* What is being asked:
Your answer must be one number: the count of lines below that hold the word "name".
================
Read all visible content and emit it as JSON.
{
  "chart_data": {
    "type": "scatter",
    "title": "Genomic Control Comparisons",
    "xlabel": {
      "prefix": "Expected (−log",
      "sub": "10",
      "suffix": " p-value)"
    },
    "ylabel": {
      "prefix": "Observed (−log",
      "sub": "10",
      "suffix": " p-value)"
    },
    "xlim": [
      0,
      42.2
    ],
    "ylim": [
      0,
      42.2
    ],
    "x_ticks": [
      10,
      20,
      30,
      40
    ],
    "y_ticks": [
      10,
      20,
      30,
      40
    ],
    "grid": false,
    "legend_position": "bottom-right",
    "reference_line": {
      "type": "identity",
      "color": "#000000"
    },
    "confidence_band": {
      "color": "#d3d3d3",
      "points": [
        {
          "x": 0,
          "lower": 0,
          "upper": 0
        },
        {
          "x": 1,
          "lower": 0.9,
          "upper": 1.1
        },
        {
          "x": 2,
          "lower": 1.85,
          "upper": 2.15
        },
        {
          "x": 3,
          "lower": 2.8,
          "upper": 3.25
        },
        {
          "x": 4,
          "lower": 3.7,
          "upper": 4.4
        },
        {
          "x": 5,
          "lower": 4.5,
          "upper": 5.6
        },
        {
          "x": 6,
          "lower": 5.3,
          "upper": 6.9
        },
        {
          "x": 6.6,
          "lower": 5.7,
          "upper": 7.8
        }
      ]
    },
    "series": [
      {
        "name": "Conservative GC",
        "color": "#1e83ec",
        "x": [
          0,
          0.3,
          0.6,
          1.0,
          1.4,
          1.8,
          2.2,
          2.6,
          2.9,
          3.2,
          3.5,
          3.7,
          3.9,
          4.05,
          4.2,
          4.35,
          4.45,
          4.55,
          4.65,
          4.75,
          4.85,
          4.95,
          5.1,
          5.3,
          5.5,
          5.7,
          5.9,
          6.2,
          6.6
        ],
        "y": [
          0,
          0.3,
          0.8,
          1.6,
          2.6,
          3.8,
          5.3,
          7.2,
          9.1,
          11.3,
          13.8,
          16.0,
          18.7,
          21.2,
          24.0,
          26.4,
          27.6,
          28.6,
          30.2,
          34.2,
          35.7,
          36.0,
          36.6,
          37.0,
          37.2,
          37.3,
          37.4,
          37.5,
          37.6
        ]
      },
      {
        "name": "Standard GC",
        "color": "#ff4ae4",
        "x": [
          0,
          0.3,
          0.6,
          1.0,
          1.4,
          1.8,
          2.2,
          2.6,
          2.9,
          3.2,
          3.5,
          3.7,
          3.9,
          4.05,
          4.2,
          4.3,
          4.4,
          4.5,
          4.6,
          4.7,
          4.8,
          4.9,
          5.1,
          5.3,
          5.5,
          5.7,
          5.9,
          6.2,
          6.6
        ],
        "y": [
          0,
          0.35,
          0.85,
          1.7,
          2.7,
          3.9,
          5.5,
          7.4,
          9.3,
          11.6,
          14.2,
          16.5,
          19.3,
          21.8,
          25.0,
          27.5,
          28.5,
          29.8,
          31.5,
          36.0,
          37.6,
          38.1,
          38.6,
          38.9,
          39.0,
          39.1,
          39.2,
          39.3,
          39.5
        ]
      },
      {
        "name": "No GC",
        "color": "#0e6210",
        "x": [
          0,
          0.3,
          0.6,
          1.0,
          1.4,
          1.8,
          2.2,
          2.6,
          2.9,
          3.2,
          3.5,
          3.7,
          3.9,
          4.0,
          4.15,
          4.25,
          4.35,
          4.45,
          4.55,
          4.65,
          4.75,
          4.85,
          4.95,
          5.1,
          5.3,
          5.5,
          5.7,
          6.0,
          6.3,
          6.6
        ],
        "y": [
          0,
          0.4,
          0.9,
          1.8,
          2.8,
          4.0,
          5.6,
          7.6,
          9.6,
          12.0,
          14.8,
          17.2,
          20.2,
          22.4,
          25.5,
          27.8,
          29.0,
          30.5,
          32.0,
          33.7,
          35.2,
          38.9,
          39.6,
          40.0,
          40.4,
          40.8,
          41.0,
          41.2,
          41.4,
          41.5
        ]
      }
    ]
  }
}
================
* Your solution:
3